Supplied records
══════

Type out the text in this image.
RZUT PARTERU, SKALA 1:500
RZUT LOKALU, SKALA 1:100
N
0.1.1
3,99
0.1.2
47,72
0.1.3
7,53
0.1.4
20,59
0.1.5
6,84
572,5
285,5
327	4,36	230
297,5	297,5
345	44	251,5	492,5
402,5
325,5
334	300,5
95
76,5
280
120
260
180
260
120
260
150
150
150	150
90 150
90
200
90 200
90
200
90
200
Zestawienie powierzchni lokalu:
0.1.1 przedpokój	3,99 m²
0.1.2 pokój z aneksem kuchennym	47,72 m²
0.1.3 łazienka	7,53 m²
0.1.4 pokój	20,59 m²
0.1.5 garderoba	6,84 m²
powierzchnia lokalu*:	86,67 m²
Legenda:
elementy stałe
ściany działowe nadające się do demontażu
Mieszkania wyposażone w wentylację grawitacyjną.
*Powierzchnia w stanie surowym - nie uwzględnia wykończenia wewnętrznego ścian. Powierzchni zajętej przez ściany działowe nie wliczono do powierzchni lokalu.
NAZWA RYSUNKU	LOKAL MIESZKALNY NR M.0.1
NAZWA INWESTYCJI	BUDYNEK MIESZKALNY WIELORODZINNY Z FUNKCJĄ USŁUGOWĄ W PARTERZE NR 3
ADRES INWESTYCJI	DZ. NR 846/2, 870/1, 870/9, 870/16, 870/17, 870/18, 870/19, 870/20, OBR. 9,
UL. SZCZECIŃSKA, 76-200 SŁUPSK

══════

Short task
Restate the data above word for word, please.

Output for this exercise
Type out the text in this image.
RZUT PARTERU, SKALA 1:500
RZUT LOKALU, SKALA 1:100
N
0.1.1
3,99
0.1.2
47,72
0.1.3
7,53
0.1.4
20,59
0.1.5
6,84
572,5
285,5
327	4,36	230
297,5	297,5
345	44	251,5	492,5
402,5
325,5
334	300,5
95
76,5
280
120
260
180
260
120
260
150
150
150	150
90 150
90
200
90 200
90
200
90
200
Zestawienie powierzchni lokalu:
0.1.1 przedpokój	3,99 m²
0.1.2 pokój z aneksem kuchennym	47,72 m²
0.1.3 łazienka	7,53 m²
0.1.4 pokój	20,59 m²
0.1.5 garderoba	6,84 m²
powierzchnia lokalu*:	86,67 m²
Legenda:
elementy stałe
ściany działowe nadające się do demontażu
Mieszkania wyposażone w wentylację grawitacyjną.
*Powierzchnia w stanie surowym - nie uwzględnia wykończenia wewnętrznego ścian. Powierzchni zajętej przez ściany działowe nie wliczono do powierzchni lokalu.
NAZWA RYSUNKU	LOKAL MIESZKALNY NR M.0.1
NAZWA INWESTYCJI	BUDYNEK MIESZKALNY WIELORODZINNY Z FUNKCJĄ USŁUGOWĄ W PARTERZE NR 3
ADRES INWESTYCJI	DZ. NR 846/2, 870/1, 870/9, 870/16, 870/17, 870/18, 870/19, 870/20, OBR. 9,
UL. SZCZECIŃSKA, 76-200 SŁUPSK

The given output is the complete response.